# Instructions for the task:
Make an exact copy of the records, with the images left out.
— Begin Data shown —
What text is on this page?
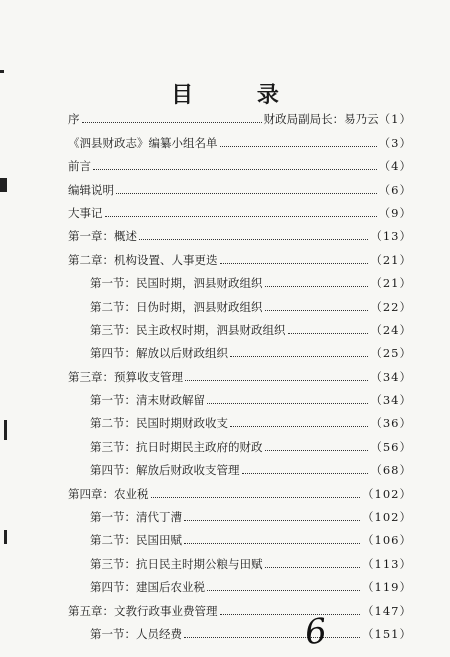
目 录
序	财政局副局长：易乃云 （1）
《泗县财政志》编纂小组名单	（3）
前言	（4）
编辑说明	（6）
大事记	（9）
第一章：概述	（13）
第二章：机构设置、人事更迭	（21）
第一节：民国时期，泗县财政组织	（21）
第二节：日伪时期，泗县财政组织	（22）
第三节：民主政权时期，泗县财政组织	（24）
第四节：解放以后财政组织	（25）
第三章：预算收支管理	（34）
第一节：清末财政解留	（34）
第二节：民国时期财政收支	（36）
第三节：抗日时期民主政府的财政	（56）
第四节：解放后财政收支管理	（68）
第四章：农业税	（102）
第一节：清代丁漕	（102）
第二节：民国田赋	（106）
第三节：抗日民主时期公粮与田赋	（113）
第四节：建国后农业税	（119）
第五章：文教行政事业费管理	（147）
第一节：人员经费	（151）
6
— End Data shown —
# The solution:
What text is on this page?
目 录
序	财政局副局长：易乃云 （1）
《泗县财政志》编纂小组名单	（3）
前言	（4）
编辑说明	（6）
大事记	（9）
第一章：概述	（13）
第二章：机构设置、人事更迭	（21）
第一节：民国时期，泗县财政组织	（21）
第二节：日伪时期，泗县财政组织	（22）
第三节：民主政权时期，泗县财政组织	（24）
第四节：解放以后财政组织	（25）
第三章：预算收支管理	（34）
第一节：清末财政解留	（34）
第二节：民国时期财政收支	（36）
第三节：抗日时期民主政府的财政	（56）
第四节：解放后财政收支管理	（68）
第四章：农业税	（102）
第一节：清代丁漕	（102）
第二节：民国田赋	（106）
第三节：抗日民主时期公粮与田赋	（113）
第四节：建国后农业税	（119）
第五章：文教行政事业费管理	（147）
第一节：人员经费	（151）
6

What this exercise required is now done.